═══ Article ═══

Preview: Malaysian GP
F1 has arrived in Malaysia for an entirely different challenge than that in Melbourne. The burning heat and high speed corners are all new for the 2013 cars.
The 5.543km circuit is a challenge for the engine as a high percentage of the lap is spent at full throttle, plus there are two long straights of just under a kilometre each. On each of these straights the engine is at full throttle for over 10 seconds, thus requiring strong acceleration and top speed. The two straights however run in opposing directions, which we need to take into account when selecting seventh gear - if the wind is blowing down one straight, the acceleration can be compromised on the other one if the gear ratios are not correct.
On the tyre front, Pirelli brings the medium and hard compounds. The track in combination with the climate is very demanding on the tyres due to its aggressive surface, heavy braking areas, long straights and wide variety of speeds and corners.
For the first time, there will also be 2 DRS zones, each with their own separate detection point. This used to be impossible last year due to software limitations, but the FIA have worked to resolve this during the winter.
Turns 1 & 2
Turn 1 is a big engine braking zone, coming directly after the pit straight where the engine has been at full throttle for a touch under 11secs. The driver will brake down from 7th to 2nd gear and just 80kph for the entry of the turn before lightly applying the throttle between T1 and 2. At this point the engine needs to have good torque response as the revs drop to 9,000rpm.
Turns 5 & 6
Turns 5 and 6 are two of the fastest corners on the track, taken at an average 225kph, with only a small lift off between corners. The high speed changes of direction put the internals of the engine under a lot of pressure, particularly the oil system, where the fluids are ‘squashed’ to one side by the g-forces. In contrast to T1 and 2 where the pedal sensitivity is required is at low opening positions, the driver will mainly be modulating the pedal towards its maximum travels. The driver needs to have confidence in the torque and pedal maps at these high pedal positions, particularly over the kerbs, to maximize his speeds through these two fast corners.
Top speed will peak at the end of the straight at around 310kph with DRS activated. Getting the right balance between a high top speed and appropriate acceleration is critical, making the choice of gear ratios crucial: you want to hit top speed just before the end of the straight to take advantage of greater acceleration. How the car behaves at this cruise speed will also be important for the driver. It needs to be smooth, so as not to affect the longitudinal acceleration of the vehicle. A smooth engine behaviour at the end of straight will ensure that reaching the top speed will be as transparent as possible for the driver and make overtaking easier. However, this can sometimes be difficult to calibrate, especially at Sepang where you have two long straights of opposite directions, which can mean that the wind can come into play.

═══

What this exercise asks:
a) List the features that the Malaysian GP preview says make the track, combined with the climate, very demanding on the tyres.
b) Reproduce word for word the part of the Malaysian GP preview that opens with the words containing "For the first" and closes with "drop to 9,000rpm.".

═══ Collected material ═══

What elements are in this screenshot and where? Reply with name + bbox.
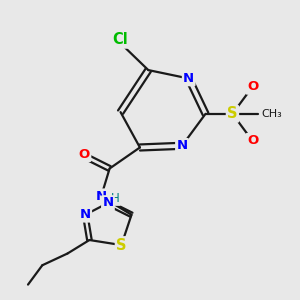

═══

Exercise answers:
a)
- Aggressive surface
- Heavy braking areas
- Long straights
- Wide variety of speeds and corners

b)
For the first time, there will also be 2 DRS zones, each with their own separate detection point. This used to be impossible last year due to software limitations, but the FIA have worked to resolve this during the winter.
Turns 1 & 2
Turn 1 is a big engine braking zone, coming directly after the pit straight where the engine has been at full throttle for a touch under 11secs. The driver will brake down from 7th to 2nd gear and just 80kph for the entry of the turn before lightly applying the throttle between T1 and 2. At this point the engine needs to have good torque response as the revs drop to 9,000rpm.